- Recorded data
====
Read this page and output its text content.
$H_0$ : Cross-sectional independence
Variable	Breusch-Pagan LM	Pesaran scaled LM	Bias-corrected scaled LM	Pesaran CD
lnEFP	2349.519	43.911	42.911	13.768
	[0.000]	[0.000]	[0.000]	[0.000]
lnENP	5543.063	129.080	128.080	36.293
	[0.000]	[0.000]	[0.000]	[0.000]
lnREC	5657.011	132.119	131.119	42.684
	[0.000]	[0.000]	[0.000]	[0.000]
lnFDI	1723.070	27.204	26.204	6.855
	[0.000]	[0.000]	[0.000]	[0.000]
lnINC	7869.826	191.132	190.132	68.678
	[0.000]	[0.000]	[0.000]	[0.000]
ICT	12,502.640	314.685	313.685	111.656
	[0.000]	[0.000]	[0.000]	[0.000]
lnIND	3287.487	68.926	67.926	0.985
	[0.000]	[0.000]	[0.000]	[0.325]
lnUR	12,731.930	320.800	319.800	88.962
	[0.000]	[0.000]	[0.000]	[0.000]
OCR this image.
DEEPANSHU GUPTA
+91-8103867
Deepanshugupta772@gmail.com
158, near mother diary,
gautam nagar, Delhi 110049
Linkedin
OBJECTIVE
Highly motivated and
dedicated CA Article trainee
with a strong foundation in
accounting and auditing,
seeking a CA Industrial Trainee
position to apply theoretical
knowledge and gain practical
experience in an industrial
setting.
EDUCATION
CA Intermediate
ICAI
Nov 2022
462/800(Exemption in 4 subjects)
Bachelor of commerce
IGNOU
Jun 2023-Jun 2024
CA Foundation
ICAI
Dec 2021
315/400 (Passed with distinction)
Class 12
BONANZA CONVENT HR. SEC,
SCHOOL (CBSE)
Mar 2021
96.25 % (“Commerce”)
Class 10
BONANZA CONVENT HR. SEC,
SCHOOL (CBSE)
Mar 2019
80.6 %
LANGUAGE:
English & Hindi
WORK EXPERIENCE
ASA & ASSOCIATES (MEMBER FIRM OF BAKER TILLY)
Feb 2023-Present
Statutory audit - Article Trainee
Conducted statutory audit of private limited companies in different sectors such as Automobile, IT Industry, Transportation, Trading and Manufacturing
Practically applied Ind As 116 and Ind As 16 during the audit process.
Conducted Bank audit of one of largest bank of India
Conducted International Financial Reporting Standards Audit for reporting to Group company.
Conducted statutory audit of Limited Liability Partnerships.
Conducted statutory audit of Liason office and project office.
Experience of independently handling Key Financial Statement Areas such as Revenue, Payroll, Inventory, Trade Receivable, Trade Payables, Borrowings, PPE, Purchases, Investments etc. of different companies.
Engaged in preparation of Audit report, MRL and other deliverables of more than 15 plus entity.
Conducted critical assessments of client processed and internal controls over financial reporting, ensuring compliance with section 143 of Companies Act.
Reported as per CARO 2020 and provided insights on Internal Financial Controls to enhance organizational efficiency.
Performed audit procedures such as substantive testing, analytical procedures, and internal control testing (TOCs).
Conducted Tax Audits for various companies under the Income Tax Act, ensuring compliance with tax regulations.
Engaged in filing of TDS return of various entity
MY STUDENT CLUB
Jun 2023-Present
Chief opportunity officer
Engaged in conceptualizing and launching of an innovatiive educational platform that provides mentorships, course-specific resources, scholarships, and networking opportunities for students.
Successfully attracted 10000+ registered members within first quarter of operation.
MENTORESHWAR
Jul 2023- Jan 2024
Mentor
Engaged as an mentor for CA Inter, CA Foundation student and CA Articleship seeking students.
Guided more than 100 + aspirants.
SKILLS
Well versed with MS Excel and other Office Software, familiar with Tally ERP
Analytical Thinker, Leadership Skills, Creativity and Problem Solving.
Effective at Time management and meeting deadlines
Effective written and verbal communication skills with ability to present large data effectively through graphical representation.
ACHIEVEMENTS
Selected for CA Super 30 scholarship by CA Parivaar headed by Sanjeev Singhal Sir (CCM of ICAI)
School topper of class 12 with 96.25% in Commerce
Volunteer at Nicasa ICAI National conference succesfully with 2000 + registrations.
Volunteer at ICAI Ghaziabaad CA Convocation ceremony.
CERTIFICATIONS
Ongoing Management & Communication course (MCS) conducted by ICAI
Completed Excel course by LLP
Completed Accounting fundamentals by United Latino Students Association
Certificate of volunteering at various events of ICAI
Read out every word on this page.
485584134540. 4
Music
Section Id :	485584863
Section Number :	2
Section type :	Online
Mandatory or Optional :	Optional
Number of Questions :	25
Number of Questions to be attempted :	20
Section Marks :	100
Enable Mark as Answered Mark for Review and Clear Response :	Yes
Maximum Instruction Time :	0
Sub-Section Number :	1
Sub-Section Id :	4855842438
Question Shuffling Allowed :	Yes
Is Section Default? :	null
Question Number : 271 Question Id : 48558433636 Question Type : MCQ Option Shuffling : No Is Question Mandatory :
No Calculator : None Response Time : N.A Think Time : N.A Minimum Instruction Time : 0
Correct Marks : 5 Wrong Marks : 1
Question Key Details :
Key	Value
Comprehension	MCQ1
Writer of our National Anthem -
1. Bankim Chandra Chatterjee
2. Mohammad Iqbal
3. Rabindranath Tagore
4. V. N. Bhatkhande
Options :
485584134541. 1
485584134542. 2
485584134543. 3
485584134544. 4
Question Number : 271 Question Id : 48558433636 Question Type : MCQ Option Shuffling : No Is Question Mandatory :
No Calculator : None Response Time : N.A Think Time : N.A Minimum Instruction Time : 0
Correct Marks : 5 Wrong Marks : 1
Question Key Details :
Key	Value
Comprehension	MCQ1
====
- TASK BRIEF
Copy the material above back out, exactly as written.

- RESPONSE BELOW
Read this page and output its text content.
$H_0$ : Cross-sectional independence
Variable	Breusch-Pagan LM	Pesaran scaled LM	Bias-corrected scaled LM	Pesaran CD
lnEFP	2349.519	43.911	42.911	13.768
	[0.000]	[0.000]	[0.000]	[0.000]
lnENP	5543.063	129.080	128.080	36.293
	[0.000]	[0.000]	[0.000]	[0.000]
lnREC	5657.011	132.119	131.119	42.684
	[0.000]	[0.000]	[0.000]	[0.000]
lnFDI	1723.070	27.204	26.204	6.855
	[0.000]	[0.000]	[0.000]	[0.000]
lnINC	7869.826	191.132	190.132	68.678
	[0.000]	[0.000]	[0.000]	[0.000]
ICT	12,502.640	314.685	313.685	111.656
	[0.000]	[0.000]	[0.000]	[0.000]
lnIND	3287.487	68.926	67.926	0.985
	[0.000]	[0.000]	[0.000]	[0.325]
lnUR	12,731.930	320.800	319.800	88.962
	[0.000]	[0.000]	[0.000]	[0.000]
OCR this image.
DEEPANSHU GUPTA
+91-8103867
Deepanshugupta772@gmail.com
158, near mother diary,
gautam nagar, Delhi 110049
Linkedin
OBJECTIVE
Highly motivated and
dedicated CA Article trainee
with a strong foundation in
accounting and auditing,
seeking a CA Industrial Trainee
position to apply theoretical
knowledge and gain practical
experience in an industrial
setting.
EDUCATION
CA Intermediate
ICAI
Nov 2022
462/800(Exemption in 4 subjects)
Bachelor of commerce
IGNOU
Jun 2023-Jun 2024
CA Foundation
ICAI
Dec 2021
315/400 (Passed with distinction)
Class 12
BONANZA CONVENT HR. SEC,
SCHOOL (CBSE)
Mar 2021
96.25 % (“Commerce”)
Class 10
BONANZA CONVENT HR. SEC,
SCHOOL (CBSE)
Mar 2019
80.6 %
LANGUAGE:
English & Hindi
WORK EXPERIENCE
ASA & ASSOCIATES (MEMBER FIRM OF BAKER TILLY)
Feb 2023-Present
Statutory audit - Article Trainee
Conducted statutory audit of private limited companies in different sectors such as Automobile, IT Industry, Transportation, Trading and Manufacturing
Practically applied Ind As 116 and Ind As 16 during the audit process.
Conducted Bank audit of one of largest bank of India
Conducted International Financial Reporting Standards Audit for reporting to Group company.
Conducted statutory audit of Limited Liability Partnerships.
Conducted statutory audit of Liason office and project office.
Experience of independently handling Key Financial Statement Areas such as Revenue, Payroll, Inventory, Trade Receivable, Trade Payables, Borrowings, PPE, Purchases, Investments etc. of different companies.
Engaged in preparation of Audit report, MRL and other deliverables of more than 15 plus entity.
Conducted critical assessments of client processed and internal controls over financial reporting, ensuring compliance with section 143 of Companies Act.
Reported as per CARO 2020 and provided insights on Internal Financial Controls to enhance organizational efficiency.
Performed audit procedures such as substantive testing, analytical procedures, and internal control testing (TOCs).
Conducted Tax Audits for various companies under the Income Tax Act, ensuring compliance with tax regulations.
Engaged in filing of TDS return of various entity
MY STUDENT CLUB
Jun 2023-Present
Chief opportunity officer
Engaged in conceptualizing and launching of an innovatiive educational platform that provides mentorships, course-specific resources, scholarships, and networking opportunities for students.
Successfully attracted 10000+ registered members within first quarter of operation.
MENTORESHWAR
Jul 2023- Jan 2024
Mentor
Engaged as an mentor for CA Inter, CA Foundation student and CA Articleship seeking students.
Guided more than 100 + aspirants.
SKILLS
Well versed with MS Excel and other Office Software, familiar with Tally ERP
Analytical Thinker, Leadership Skills, Creativity and Problem Solving.
Effective at Time management and meeting deadlines
Effective written and verbal communication skills with ability to present large data effectively through graphical representation.
ACHIEVEMENTS
Selected for CA Super 30 scholarship by CA Parivaar headed by Sanjeev Singhal Sir (CCM of ICAI)
School topper of class 12 with 96.25% in Commerce
Volunteer at Nicasa ICAI National conference succesfully with 2000 + registrations.
Volunteer at ICAI Ghaziabaad CA Convocation ceremony.
CERTIFICATIONS
Ongoing Management & Communication course (MCS) conducted by ICAI
Completed Excel course by LLP
Completed Accounting fundamentals by United Latino Students Association
Certificate of volunteering at various events of ICAI
Read out every word on this page.
485584134540. 4
Music
Section Id :	485584863
Section Number :	2
Section type :	Online
Mandatory or Optional :	Optional
Number of Questions :	25
Number of Questions to be attempted :	20
Section Marks :	100
Enable Mark as Answered Mark for Review and Clear Response :	Yes
Maximum Instruction Time :	0
Sub-Section Number :	1
Sub-Section Id :	4855842438
Question Shuffling Allowed :	Yes
Is Section Default? :	null
Question Number : 271 Question Id : 48558433636 Question Type : MCQ Option Shuffling : No Is Question Mandatory :
No Calculator : None Response Time : N.A Think Time : N.A Minimum Instruction Time : 0
Correct Marks : 5 Wrong Marks : 1
Question Key Details :
Key	Value
Comprehension	MCQ1
Writer of our National Anthem -
1. Bankim Chandra Chatterjee
2. Mohammad Iqbal
3. Rabindranath Tagore
4. V. N. Bhatkhande
Options :
485584134541. 1
485584134542. 2
485584134543. 3
485584134544. 4
Question Number : 271 Question Id : 48558433636 Question Type : MCQ Option Shuffling : No Is Question Mandatory :
No Calculator : None Response Time : N.A Think Time : N.A Minimum Instruction Time : 0
Correct Marks : 5 Wrong Marks : 1
Question Key Details :
Key	Value
Comprehension	MCQ1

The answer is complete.